◆ **Material for this exercise**
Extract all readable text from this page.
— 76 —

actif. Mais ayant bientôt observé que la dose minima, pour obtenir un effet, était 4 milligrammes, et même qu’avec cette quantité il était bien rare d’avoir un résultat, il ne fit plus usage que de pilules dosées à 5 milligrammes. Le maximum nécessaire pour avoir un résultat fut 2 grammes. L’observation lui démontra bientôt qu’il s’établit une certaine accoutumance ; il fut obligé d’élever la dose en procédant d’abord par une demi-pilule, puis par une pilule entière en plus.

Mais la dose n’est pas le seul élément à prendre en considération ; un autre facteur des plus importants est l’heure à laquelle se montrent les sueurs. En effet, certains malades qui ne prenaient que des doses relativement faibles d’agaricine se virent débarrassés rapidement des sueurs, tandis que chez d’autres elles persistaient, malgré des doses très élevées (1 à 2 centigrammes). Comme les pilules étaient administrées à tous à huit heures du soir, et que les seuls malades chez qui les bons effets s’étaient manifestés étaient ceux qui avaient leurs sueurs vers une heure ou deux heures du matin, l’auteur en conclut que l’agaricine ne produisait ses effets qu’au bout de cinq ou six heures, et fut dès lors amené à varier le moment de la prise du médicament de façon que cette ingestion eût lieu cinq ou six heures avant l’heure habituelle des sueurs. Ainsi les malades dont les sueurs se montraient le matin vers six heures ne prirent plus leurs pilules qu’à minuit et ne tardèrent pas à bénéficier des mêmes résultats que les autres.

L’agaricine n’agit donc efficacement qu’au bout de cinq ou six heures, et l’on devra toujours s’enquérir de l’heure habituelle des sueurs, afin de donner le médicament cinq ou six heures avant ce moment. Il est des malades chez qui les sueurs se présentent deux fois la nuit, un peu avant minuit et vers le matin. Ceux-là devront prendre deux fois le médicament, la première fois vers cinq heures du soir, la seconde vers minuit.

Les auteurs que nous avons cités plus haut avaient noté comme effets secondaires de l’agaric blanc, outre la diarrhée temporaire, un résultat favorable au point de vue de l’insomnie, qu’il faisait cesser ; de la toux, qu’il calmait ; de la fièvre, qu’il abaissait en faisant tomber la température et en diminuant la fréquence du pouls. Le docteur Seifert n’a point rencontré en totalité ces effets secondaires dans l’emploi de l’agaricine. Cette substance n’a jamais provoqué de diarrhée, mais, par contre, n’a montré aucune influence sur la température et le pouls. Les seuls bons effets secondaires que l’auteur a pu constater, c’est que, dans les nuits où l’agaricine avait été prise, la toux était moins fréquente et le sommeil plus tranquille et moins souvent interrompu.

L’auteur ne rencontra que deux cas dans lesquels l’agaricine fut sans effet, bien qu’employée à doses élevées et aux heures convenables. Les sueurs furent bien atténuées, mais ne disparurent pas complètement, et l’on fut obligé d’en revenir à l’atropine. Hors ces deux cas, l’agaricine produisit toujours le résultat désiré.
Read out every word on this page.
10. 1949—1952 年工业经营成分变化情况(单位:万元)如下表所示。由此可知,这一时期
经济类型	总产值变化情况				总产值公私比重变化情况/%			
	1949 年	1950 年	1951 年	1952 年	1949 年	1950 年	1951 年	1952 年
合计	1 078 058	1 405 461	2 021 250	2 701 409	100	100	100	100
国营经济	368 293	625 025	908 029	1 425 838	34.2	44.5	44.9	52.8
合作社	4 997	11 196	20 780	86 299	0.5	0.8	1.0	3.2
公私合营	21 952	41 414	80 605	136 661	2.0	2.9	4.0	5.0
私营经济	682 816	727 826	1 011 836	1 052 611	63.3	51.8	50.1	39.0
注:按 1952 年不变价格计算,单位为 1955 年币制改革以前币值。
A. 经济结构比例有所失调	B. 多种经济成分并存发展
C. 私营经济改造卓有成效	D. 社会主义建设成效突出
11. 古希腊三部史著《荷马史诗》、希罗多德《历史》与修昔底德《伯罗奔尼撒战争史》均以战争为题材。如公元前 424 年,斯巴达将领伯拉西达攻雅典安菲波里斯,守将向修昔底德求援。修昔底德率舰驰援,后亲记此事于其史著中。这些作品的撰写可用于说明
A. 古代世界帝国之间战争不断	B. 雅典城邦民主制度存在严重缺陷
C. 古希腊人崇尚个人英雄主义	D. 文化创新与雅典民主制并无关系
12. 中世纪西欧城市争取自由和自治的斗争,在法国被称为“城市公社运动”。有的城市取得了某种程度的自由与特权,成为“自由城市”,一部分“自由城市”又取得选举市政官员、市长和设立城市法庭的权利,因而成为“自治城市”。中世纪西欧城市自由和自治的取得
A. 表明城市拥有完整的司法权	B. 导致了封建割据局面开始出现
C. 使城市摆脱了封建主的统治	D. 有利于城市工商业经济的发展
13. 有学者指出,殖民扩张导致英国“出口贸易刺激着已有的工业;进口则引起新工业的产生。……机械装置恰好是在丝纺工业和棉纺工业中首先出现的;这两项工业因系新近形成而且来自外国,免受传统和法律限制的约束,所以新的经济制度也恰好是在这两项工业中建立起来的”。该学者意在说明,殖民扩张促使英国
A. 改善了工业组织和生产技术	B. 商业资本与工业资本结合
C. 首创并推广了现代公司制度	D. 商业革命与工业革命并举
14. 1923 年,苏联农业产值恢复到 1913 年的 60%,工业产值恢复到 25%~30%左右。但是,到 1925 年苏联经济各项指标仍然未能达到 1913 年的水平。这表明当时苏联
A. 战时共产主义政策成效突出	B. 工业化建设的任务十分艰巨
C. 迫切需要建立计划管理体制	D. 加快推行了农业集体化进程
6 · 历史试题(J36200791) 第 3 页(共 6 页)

◆ **Aim**
Repeat every record exactly as written, please.

◆ **Full answer**
Extract all readable text from this page.
— 76 —

actif. Mais ayant bientôt observé que la dose minima, pour obtenir un effet, était 4 milligrammes, et même qu’avec cette quantité il était bien rare d’avoir un résultat, il ne fit plus usage que de pilules dosées à 5 milligrammes. Le maximum nécessaire pour avoir un résultat fut 2 grammes. L’observation lui démontra bientôt qu’il s’établit une certaine accoutumance ; il fut obligé d’élever la dose en procédant d’abord par une demi-pilule, puis par une pilule entière en plus.

Mais la dose n’est pas le seul élément à prendre en considération ; un autre facteur des plus importants est l’heure à laquelle se montrent les sueurs. En effet, certains malades qui ne prenaient que des doses relativement faibles d’agaricine se virent débarrassés rapidement des sueurs, tandis que chez d’autres elles persistaient, malgré des doses très élevées (1 à 2 centigrammes). Comme les pilules étaient administrées à tous à huit heures du soir, et que les seuls malades chez qui les bons effets s’étaient manifestés étaient ceux qui avaient leurs sueurs vers une heure ou deux heures du matin, l’auteur en conclut que l’agaricine ne produisait ses effets qu’au bout de cinq ou six heures, et fut dès lors amené à varier le moment de la prise du médicament de façon que cette ingestion eût lieu cinq ou six heures avant l’heure habituelle des sueurs. Ainsi les malades dont les sueurs se montraient le matin vers six heures ne prirent plus leurs pilules qu’à minuit et ne tardèrent pas à bénéficier des mêmes résultats que les autres.

L’agaricine n’agit donc efficacement qu’au bout de cinq ou six heures, et l’on devra toujours s’enquérir de l’heure habituelle des sueurs, afin de donner le médicament cinq ou six heures avant ce moment. Il est des malades chez qui les sueurs se présentent deux fois la nuit, un peu avant minuit et vers le matin. Ceux-là devront prendre deux fois le médicament, la première fois vers cinq heures du soir, la seconde vers minuit.

Les auteurs que nous avons cités plus haut avaient noté comme effets secondaires de l’agaric blanc, outre la diarrhée temporaire, un résultat favorable au point de vue de l’insomnie, qu’il faisait cesser ; de la toux, qu’il calmait ; de la fièvre, qu’il abaissait en faisant tomber la température et en diminuant la fréquence du pouls. Le docteur Seifert n’a point rencontré en totalité ces effets secondaires dans l’emploi de l’agaricine. Cette substance n’a jamais provoqué de diarrhée, mais, par contre, n’a montré aucune influence sur la température et le pouls. Les seuls bons effets secondaires que l’auteur a pu constater, c’est que, dans les nuits où l’agaricine avait été prise, la toux était moins fréquente et le sommeil plus tranquille et moins souvent interrompu.

L’auteur ne rencontra que deux cas dans lesquels l’agaricine fut sans effet, bien qu’employée à doses élevées et aux heures convenables. Les sueurs furent bien atténuées, mais ne disparurent pas complètement, et l’on fut obligé d’en revenir à l’atropine. Hors ces deux cas, l’agaricine produisit toujours le résultat désiré.
Read out every word on this page.
10. 1949—1952 年工业经营成分变化情况(单位:万元)如下表所示。由此可知,这一时期
经济类型	总产值变化情况				总产值公私比重变化情况/%			
	1949 年	1950 年	1951 年	1952 年	1949 年	1950 年	1951 年	1952 年
合计	1 078 058	1 405 461	2 021 250	2 701 409	100	100	100	100
国营经济	368 293	625 025	908 029	1 425 838	34.2	44.5	44.9	52.8
合作社	4 997	11 196	20 780	86 299	0.5	0.8	1.0	3.2
公私合营	21 952	41 414	80 605	136 661	2.0	2.9	4.0	5.0
私营经济	682 816	727 826	1 011 836	1 052 611	63.3	51.8	50.1	39.0
注:按 1952 年不变价格计算,单位为 1955 年币制改革以前币值。
A. 经济结构比例有所失调	B. 多种经济成分并存发展
C. 私营经济改造卓有成效	D. 社会主义建设成效突出
11. 古希腊三部史著《荷马史诗》、希罗多德《历史》与修昔底德《伯罗奔尼撒战争史》均以战争为题材。如公元前 424 年,斯巴达将领伯拉西达攻雅典安菲波里斯,守将向修昔底德求援。修昔底德率舰驰援,后亲记此事于其史著中。这些作品的撰写可用于说明
A. 古代世界帝国之间战争不断	B. 雅典城邦民主制度存在严重缺陷
C. 古希腊人崇尚个人英雄主义	D. 文化创新与雅典民主制并无关系
12. 中世纪西欧城市争取自由和自治的斗争,在法国被称为“城市公社运动”。有的城市取得了某种程度的自由与特权,成为“自由城市”,一部分“自由城市”又取得选举市政官员、市长和设立城市法庭的权利,因而成为“自治城市”。中世纪西欧城市自由和自治的取得
A. 表明城市拥有完整的司法权	B. 导致了封建割据局面开始出现
C. 使城市摆脱了封建主的统治	D. 有利于城市工商业经济的发展
13. 有学者指出,殖民扩张导致英国“出口贸易刺激着已有的工业;进口则引起新工业的产生。……机械装置恰好是在丝纺工业和棉纺工业中首先出现的;这两项工业因系新近形成而且来自外国,免受传统和法律限制的约束,所以新的经济制度也恰好是在这两项工业中建立起来的”。该学者意在说明,殖民扩张促使英国
A. 改善了工业组织和生产技术	B. 商业资本与工业资本结合
C. 首创并推广了现代公司制度	D. 商业革命与工业革命并举
14. 1923 年,苏联农业产值恢复到 1913 年的 60%,工业产值恢复到 25%~30%左右。但是,到 1925 年苏联经济各项指标仍然未能达到 1913 年的水平。这表明当时苏联
A. 战时共产主义政策成效突出	B. 工业化建设的任务十分艰巨
C. 迫切需要建立计划管理体制	D. 加快推行了农业集体化进程
6 · 历史试题(J36200791) 第 3 页(共 6 页)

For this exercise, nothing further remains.